** Begin **

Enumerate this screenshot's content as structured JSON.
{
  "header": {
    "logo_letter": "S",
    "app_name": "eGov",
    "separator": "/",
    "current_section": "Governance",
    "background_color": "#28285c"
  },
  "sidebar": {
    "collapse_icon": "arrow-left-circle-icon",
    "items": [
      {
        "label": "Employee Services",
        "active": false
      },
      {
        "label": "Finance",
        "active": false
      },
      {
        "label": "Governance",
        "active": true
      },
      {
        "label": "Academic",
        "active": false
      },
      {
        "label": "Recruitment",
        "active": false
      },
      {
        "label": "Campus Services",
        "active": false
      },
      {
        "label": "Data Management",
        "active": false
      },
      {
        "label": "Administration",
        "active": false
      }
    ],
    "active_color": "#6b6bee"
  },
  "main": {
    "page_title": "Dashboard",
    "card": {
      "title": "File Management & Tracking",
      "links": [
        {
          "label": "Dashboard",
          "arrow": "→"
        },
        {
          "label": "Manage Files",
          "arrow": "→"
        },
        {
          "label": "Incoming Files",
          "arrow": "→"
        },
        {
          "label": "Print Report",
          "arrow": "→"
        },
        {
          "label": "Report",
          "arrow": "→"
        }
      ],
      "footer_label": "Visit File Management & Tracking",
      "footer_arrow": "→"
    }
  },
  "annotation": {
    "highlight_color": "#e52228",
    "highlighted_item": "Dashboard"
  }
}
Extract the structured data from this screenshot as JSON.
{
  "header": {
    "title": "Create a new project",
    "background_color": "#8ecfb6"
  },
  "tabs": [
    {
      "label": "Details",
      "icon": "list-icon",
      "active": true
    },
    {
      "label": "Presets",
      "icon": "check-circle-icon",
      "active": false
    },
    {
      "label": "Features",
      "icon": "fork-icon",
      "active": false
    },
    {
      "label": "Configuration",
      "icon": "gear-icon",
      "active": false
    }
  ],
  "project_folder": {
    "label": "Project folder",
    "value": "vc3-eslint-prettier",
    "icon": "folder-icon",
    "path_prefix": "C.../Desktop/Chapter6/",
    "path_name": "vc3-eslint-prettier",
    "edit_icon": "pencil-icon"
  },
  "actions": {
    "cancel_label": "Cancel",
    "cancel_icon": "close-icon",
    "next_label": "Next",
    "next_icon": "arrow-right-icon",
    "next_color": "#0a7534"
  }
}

** End **

Problem details:
Working from the listing above, pick out every line that has "Dashboard" and copy it.

Response to this task:
    "page_title": "Dashboard",
          "label": "Dashboard",
    "highlighted_item": "Dashboard"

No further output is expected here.